### WHAT THIS TASK INVOLVES
Reproduce the following passage about mornings on the rue des Martyrs word for word and in its entirety.

### EXERCISE TEXT

______________________________

Early some mornings, I venture up to this part of the rue des Martyrs. I perch at a table close to the window and watch the world go by. Catherine Mourrier, a slip of a young woman who chain-smokes and sports a brush cut with her bangs gelled upward, makes me a café crème in between washing down the sidewalks and Windexing the windows. She always brings me a small pitcher of extra-hot milk. One day she started serving me croissants.
A man who lives at the top of the street is a different kind of regular. In the old days you would have called him a wino. He carries a guitar on one shoulder and sings when the spirit moves him. He came by one morning and asked Sébastien to open his wine shop, across the street, because he wanted a bottle of red called "Forbidden Fruit." If Sébastien was annoyed, he didn't show it. He unlocked the shop door and handed the man a bottle. The man didn't pay.
"Who was that?" I asked, after he had left.
"An artist of the neighborhood," Sébastien said. "He's as sweet as can be."
"But he didn't pay you!"
"Oh, he'll pay one week or the next."

______________________________

### RECORDS

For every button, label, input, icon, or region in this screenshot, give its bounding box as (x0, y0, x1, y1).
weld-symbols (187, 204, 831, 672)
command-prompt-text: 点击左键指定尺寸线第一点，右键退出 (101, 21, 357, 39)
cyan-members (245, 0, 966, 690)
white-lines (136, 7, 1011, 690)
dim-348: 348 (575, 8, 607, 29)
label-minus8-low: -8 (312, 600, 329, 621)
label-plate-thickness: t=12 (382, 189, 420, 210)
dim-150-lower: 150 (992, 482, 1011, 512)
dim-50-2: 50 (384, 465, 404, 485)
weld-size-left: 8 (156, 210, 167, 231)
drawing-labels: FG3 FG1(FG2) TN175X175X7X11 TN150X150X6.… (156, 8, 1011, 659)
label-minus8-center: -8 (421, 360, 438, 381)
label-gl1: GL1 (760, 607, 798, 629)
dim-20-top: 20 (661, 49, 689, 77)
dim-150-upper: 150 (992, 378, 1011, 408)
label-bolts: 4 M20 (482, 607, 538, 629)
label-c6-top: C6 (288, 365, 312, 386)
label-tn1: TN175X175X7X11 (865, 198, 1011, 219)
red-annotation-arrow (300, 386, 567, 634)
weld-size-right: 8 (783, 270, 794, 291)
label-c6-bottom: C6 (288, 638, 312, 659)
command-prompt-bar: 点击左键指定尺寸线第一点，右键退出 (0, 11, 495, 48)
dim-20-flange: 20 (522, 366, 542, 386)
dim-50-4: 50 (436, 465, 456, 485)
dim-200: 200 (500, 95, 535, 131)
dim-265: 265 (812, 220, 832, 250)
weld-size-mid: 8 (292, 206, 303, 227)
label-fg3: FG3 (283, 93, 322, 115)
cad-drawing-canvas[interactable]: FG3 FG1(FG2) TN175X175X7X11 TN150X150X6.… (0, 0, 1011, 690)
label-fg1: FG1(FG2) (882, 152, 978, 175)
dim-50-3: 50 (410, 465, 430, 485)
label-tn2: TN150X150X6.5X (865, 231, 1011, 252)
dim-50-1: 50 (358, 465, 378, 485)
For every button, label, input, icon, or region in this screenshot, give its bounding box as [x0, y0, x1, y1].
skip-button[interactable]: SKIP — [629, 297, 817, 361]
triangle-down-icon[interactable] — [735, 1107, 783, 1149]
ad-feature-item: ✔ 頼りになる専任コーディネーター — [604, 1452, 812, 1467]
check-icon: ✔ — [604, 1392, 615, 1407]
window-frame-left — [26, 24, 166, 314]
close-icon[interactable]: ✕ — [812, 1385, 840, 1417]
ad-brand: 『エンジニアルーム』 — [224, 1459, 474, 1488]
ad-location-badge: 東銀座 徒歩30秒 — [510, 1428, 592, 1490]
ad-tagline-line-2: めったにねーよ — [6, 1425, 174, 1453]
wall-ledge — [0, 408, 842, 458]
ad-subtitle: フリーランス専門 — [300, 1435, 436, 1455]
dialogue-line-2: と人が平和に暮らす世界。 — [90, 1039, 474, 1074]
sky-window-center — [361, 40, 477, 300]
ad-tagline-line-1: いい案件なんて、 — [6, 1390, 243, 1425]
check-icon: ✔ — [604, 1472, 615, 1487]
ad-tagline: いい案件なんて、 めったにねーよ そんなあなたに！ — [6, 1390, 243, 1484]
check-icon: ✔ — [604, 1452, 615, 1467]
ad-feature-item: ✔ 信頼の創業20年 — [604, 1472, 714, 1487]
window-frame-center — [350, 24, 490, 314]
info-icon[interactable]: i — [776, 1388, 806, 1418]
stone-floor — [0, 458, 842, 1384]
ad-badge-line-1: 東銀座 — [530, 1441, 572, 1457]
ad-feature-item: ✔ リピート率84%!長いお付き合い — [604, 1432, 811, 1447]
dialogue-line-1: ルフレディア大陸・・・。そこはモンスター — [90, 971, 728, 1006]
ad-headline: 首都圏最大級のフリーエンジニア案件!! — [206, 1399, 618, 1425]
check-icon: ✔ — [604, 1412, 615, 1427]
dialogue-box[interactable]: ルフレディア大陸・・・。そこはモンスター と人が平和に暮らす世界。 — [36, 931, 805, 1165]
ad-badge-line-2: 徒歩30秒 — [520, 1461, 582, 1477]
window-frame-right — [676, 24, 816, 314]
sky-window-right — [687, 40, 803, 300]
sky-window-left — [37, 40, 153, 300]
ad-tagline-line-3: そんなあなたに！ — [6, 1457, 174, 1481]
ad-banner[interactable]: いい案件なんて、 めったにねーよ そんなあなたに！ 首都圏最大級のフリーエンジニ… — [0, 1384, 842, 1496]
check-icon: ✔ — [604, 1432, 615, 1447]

______________________________

### SOLUTION TO THIS TASK
Early some mornings, I venture up to this part of the rue des Martyrs. I perch at a table close to the window and watch the world go by. Catherine Mourrier, a slip of a young woman who chain-smokes and sports a brush cut with her bangs gelled upward, makes me a café crème in between washing down the sidewalks and Windexing the windows. She always brings me a small pitcher of extra-hot milk. One day she started serving me croissants.
A man who lives at the top of the street is a different kind of regular. In the old days you would have called him a wino. He carries a guitar on one shoulder and sings when the spirit moves him. He came by one morning and asked Sébastien to open his wine shop, across the street, because he wanted a bottle of red called "Forbidden Fruit." If Sébastien was annoyed, he didn't show it. He unlocked the shop door and handed the man a bottle. The man didn't pay.
"Who was that?" I asked, after he had left.
"An artist of the neighborhood," Sébastien said. "He's as sweet as can be."
"But he didn't pay you!"
"Oh, he'll pay one week or the next."